__RECORDS__:
----------

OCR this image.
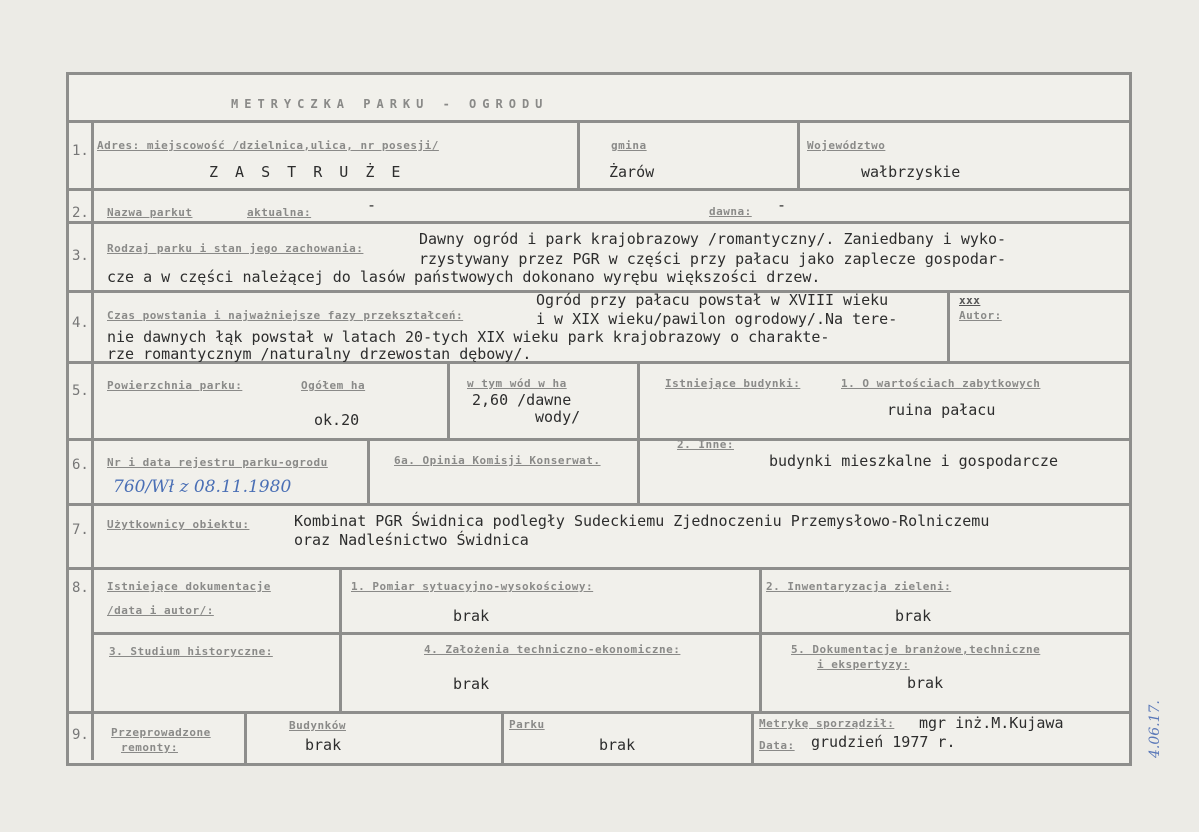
METRYCZKA PARKU - OGRODU
1. Adres: miejscowość /dzielnica,ulica, nr posesji/
Z A S T R U Ż E
gmina
Żarów
Województwo
wałbrzyskie
2. Nazwa parkut	aktualna:	-	dawna: -
3. Rodzaj parku i stan jego zachowania:
Dawny ogród i park krajobrazowy /romantyczny/. Zaniedbany i wyko-
rzystywany przez PGR w części przy pałacu jako zaplecze gospodar-
cze a w części należącej do lasów państwowych dokonano wyrębu większości drzew.
4. Czas powstania i najważniejsze fazy przekształceń:
Ogród przy pałacu powstał w XVIII wieku
i w XIX wieku/pawilon ogrodowy/.Na tere-
nie dawnych łąk powstał w latach 20-tych XIX wieku park krajobrazowy o charakte-
rze romantycznym /naturalny drzewostan dębowy/.
xxx
Autor:
5. Powierzchnia parku:	Ogółem ha
ok.20
w tym wód w ha
2,60 /dawne
wody/
Istniejące budynki:	1. O wartościach zabytkowych
ruina pałacu
6. Nr i data rejestru parku-ogrodu
760/Wł z 08.11.1980
6a. Opinia Komisji Konserwat.
2. Inne:
budynki mieszkalne i gospodarcze
7. Użytkownicy obiektu:	Kombinat PGR Świdnica podległy Sudeckiemu Zjednoczeniu Przemysłowo-Rolniczemu
oraz Nadleśnictwo Świdnica
8. Istniejące dokumentacje
/data i autor/:
1. Pomiar sytuacyjno-wysokościowy:
brak
2. Inwentaryzacja zieleni:
brak
3. Studium historyczne:	4. Założenia techniczno-ekonomiczne:
brak
5. Dokumentacje branżowe,techniczne
i ekspertyzy:
brak
9. Przeprowadzone
remonty:
Budynków
brak
Parku
brak
Metrykę sporządził: mgr inż.M.Kujawa
Data: grudzień 1977 r.	4.06.17.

----------

__PROBLEM TO SOLVE__: Restate each line of the records exactly; pictures do not belong in the copy.

__THE RESULT__:
OCR this image.
METRYCZKA PARKU - OGRODU
1. Adres: miejscowość /dzielnica,ulica, nr posesji/
Z A S T R U Ż E
gmina
Żarów
Województwo
wałbrzyskie
2. Nazwa parkut	aktualna:	-	dawna: -
3. Rodzaj parku i stan jego zachowania:
Dawny ogród i park krajobrazowy /romantyczny/. Zaniedbany i wyko-
rzystywany przez PGR w części przy pałacu jako zaplecze gospodar-
cze a w części należącej do lasów państwowych dokonano wyrębu większości drzew.
4. Czas powstania i najważniejsze fazy przekształceń:
Ogród przy pałacu powstał w XVIII wieku
i w XIX wieku/pawilon ogrodowy/.Na tere-
nie dawnych łąk powstał w latach 20-tych XIX wieku park krajobrazowy o charakte-
rze romantycznym /naturalny drzewostan dębowy/.
xxx
Autor:
5. Powierzchnia parku:	Ogółem ha
ok.20
w tym wód w ha
2,60 /dawne
wody/
Istniejące budynki:	1. O wartościach zabytkowych
ruina pałacu
6. Nr i data rejestru parku-ogrodu
760/Wł z 08.11.1980
6a. Opinia Komisji Konserwat.
2. Inne:
budynki mieszkalne i gospodarcze
7. Użytkownicy obiektu:	Kombinat PGR Świdnica podległy Sudeckiemu Zjednoczeniu Przemysłowo-Rolniczemu
oraz Nadleśnictwo Świdnica
8. Istniejące dokumentacje
/data i autor/:
1. Pomiar sytuacyjno-wysokościowy:
brak
2. Inwentaryzacja zieleni:
brak
3. Studium historyczne:	4. Założenia techniczno-ekonomiczne:
brak
5. Dokumentacje branżowe,techniczne
i ekspertyzy:
brak
9. Przeprowadzone
remonty:
Budynków
brak
Parku
brak
Metrykę sporządził: mgr inż.M.Kujawa
Data: grudzień 1977 r.	4.06.17.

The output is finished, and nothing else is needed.